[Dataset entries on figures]
** BEGIN **
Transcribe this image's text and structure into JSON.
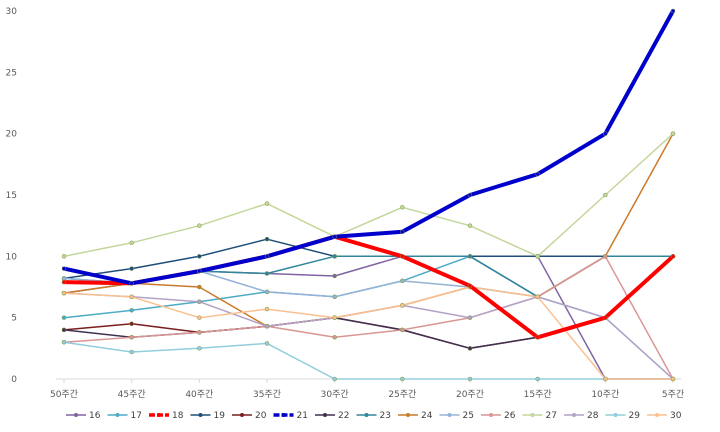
{
  "chart_data": {
    "type": "line",
    "title": "",
    "xlabel": "",
    "ylabel": "",
    "ylim": [
      0,
      30
    ],
    "yticks": [
      0,
      5,
      10,
      15,
      20,
      25,
      30
    ],
    "grid": false,
    "legend": "bottom",
    "categories": [
      "50주간",
      "45주간",
      "40주간",
      "35주간",
      "30주간",
      "25주간",
      "20주간",
      "15주간",
      "10주간",
      "5주간"
    ],
    "series": [
      {
        "name": "16",
        "color": "#8064A2",
        "width": 1.5,
        "values": [
          7,
          7.8,
          8.8,
          8.6,
          8.4,
          10,
          10,
          10,
          0,
          0
        ]
      },
      {
        "name": "17",
        "color": "#4BACC6",
        "width": 1.5,
        "values": [
          5,
          5.6,
          6.3,
          7.1,
          6.7,
          8,
          10,
          6.7,
          5,
          10
        ]
      },
      {
        "name": "18",
        "color": "#FF0000",
        "width": 4,
        "values": [
          7.9,
          7.8,
          8.8,
          10,
          11.6,
          10,
          7.6,
          3.4,
          5,
          10
        ]
      },
      {
        "name": "19",
        "color": "#1F4E79",
        "width": 1.5,
        "values": [
          8.2,
          9,
          10,
          11.4,
          10,
          10,
          10,
          10,
          10,
          10
        ]
      },
      {
        "name": "20",
        "color": "#7B1D1D",
        "width": 1.5,
        "values": [
          4,
          4.5,
          3.8,
          4.3,
          5,
          4,
          2.5,
          3.4,
          5,
          10
        ]
      },
      {
        "name": "21",
        "color": "#0000CC",
        "width": 4,
        "values": [
          9,
          7.8,
          8.8,
          10,
          11.6,
          12,
          15,
          16.7,
          20,
          30
        ]
      },
      {
        "name": "22",
        "color": "#403151",
        "width": 1.5,
        "values": [
          4,
          3.4,
          3.8,
          4.3,
          5,
          4,
          2.5,
          3.4,
          5,
          10
        ]
      },
      {
        "name": "23",
        "color": "#31859C",
        "width": 1.5,
        "values": [
          8.2,
          7.8,
          8.8,
          8.6,
          10,
          10,
          10,
          6.7,
          10,
          10
        ]
      },
      {
        "name": "24",
        "color": "#CC7A29",
        "width": 1.5,
        "values": [
          7,
          7.8,
          7.5,
          4.3,
          5,
          6,
          7.5,
          6.7,
          10,
          20
        ]
      },
      {
        "name": "25",
        "color": "#95B3D7",
        "width": 1.5,
        "values": [
          8.2,
          7.8,
          8.8,
          7.1,
          6.7,
          8,
          7.5,
          6.7,
          5,
          0
        ]
      },
      {
        "name": "26",
        "color": "#D99694",
        "width": 1.5,
        "values": [
          3,
          3.4,
          3.8,
          4.3,
          3.4,
          4,
          5,
          6.7,
          10,
          0
        ]
      },
      {
        "name": "27",
        "color": "#C3D69B",
        "width": 1.5,
        "values": [
          10,
          11.1,
          12.5,
          14.3,
          11.6,
          14,
          12.5,
          10,
          15,
          20
        ]
      },
      {
        "name": "28",
        "color": "#B3A2C7",
        "width": 1.5,
        "values": [
          7,
          6.7,
          6.3,
          4.3,
          5,
          6,
          5,
          6.7,
          5,
          0
        ]
      },
      {
        "name": "29",
        "color": "#93CDDD",
        "width": 1.5,
        "values": [
          3,
          2.2,
          2.5,
          2.9,
          0,
          0,
          0,
          0,
          0,
          0
        ]
      },
      {
        "name": "30",
        "color": "#FAC090",
        "width": 1.5,
        "values": [
          7,
          6.7,
          5,
          5.7,
          5,
          6,
          7.5,
          6.7,
          0,
          0
        ]
      }
    ]
  },
  "colors": {
    "axis": "#D9D9D9",
    "tick_text": "#595959"
  }
}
** END **
- **SHORT TASK**: Keep the pictures out and write out the records exactly.

- **WRITTEN RESPONSE**:
Transcribe this image's text and structure into JSON.
{
  "chart_data": {
    "type": "line",
    "title": "",
    "xlabel": "",
    "ylabel": "",
    "ylim": [
      0,
      30
    ],
    "yticks": [
      0,
      5,
      10,
      15,
      20,
      25,
      30
    ],
    "grid": false,
    "legend": "bottom",
    "categories": [
      "50주간",
      "45주간",
      "40주간",
      "35주간",
      "30주간",
      "25주간",
      "20주간",
      "15주간",
      "10주간",
      "5주간"
    ],
    "series": [
      {
        "name": "16",
        "color": "#8064A2",
        "width": 1.5,
        "values": [
          7,
          7.8,
          8.8,
          8.6,
          8.4,
          10,
          10,
          10,
          0,
          0
        ]
      },
      {
        "name": "17",
        "color": "#4BACC6",
        "width": 1.5,
        "values": [
          5,
          5.6,
          6.3,
          7.1,
          6.7,
          8,
          10,
          6.7,
          5,
          10
        ]
      },
      {
        "name": "18",
        "color": "#FF0000",
        "width": 4,
        "values": [
          7.9,
          7.8,
          8.8,
          10,
          11.6,
          10,
          7.6,
          3.4,
          5,
          10
        ]
      },
      {
        "name": "19",
        "color": "#1F4E79",
        "width": 1.5,
        "values": [
          8.2,
          9,
          10,
          11.4,
          10,
          10,
          10,
          10,
          10,
          10
        ]
      },
      {
        "name": "20",
        "color": "#7B1D1D",
        "width": 1.5,
        "values": [
          4,
          4.5,
          3.8,
          4.3,
          5,
          4,
          2.5,
          3.4,
          5,
          10
        ]
      },
      {
        "name": "21",
        "color": "#0000CC",
        "width": 4,
        "values": [
          9,
          7.8,
          8.8,
          10,
          11.6,
          12,
          15,
          16.7,
          20,
          30
        ]
      },
      {
        "name": "22",
        "color": "#403151",
        "width": 1.5,
        "values": [
          4,
          3.4,
          3.8,
          4.3,
          5,
          4,
          2.5,
          3.4,
          5,
          10
        ]
      },
      {
        "name": "23",
        "color": "#31859C",
        "width": 1.5,
        "values": [
          8.2,
          7.8,
          8.8,
          8.6,
          10,
          10,
          10,
          6.7,
          10,
          10
        ]
      },
      {
        "name": "24",
        "color": "#CC7A29",
        "width": 1.5,
        "values": [
          7,
          7.8,
          7.5,
          4.3,
          5,
          6,
          7.5,
          6.7,
          10,
          20
        ]
      },
      {
        "name": "25",
        "color": "#95B3D7",
        "width": 1.5,
        "values": [
          8.2,
          7.8,
          8.8,
          7.1,
          6.7,
          8,
          7.5,
          6.7,
          5,
          0
        ]
      },
      {
        "name": "26",
        "color": "#D99694",
        "width": 1.5,
        "values": [
          3,
          3.4,
          3.8,
          4.3,
          3.4,
          4,
          5,
          6.7,
          10,
          0
        ]
      },
      {
        "name": "27",
        "color": "#C3D69B",
        "width": 1.5,
        "values": [
          10,
          11.1,
          12.5,
          14.3,
          11.6,
          14,
          12.5,
          10,
          15,
          20
        ]
      },
      {
        "name": "28",
        "color": "#B3A2C7",
        "width": 1.5,
        "values": [
          7,
          6.7,
          6.3,
          4.3,
          5,
          6,
          5,
          6.7,
          5,
          0
        ]
      },
      {
        "name": "29",
        "color": "#93CDDD",
        "width": 1.5,
        "values": [
          3,
          2.2,
          2.5,
          2.9,
          0,
          0,
          0,
          0,
          0,
          0
        ]
      },
      {
        "name": "30",
        "color": "#FAC090",
        "width": 1.5,
        "values": [
          7,
          6.7,
          5,
          5.7,
          5,
          6,
          7.5,
          6.7,
          0,
          0
        ]
      }
    ]
  },
  "colors": {
    "axis": "#D9D9D9",
    "tick_text": "#595959"
  }
}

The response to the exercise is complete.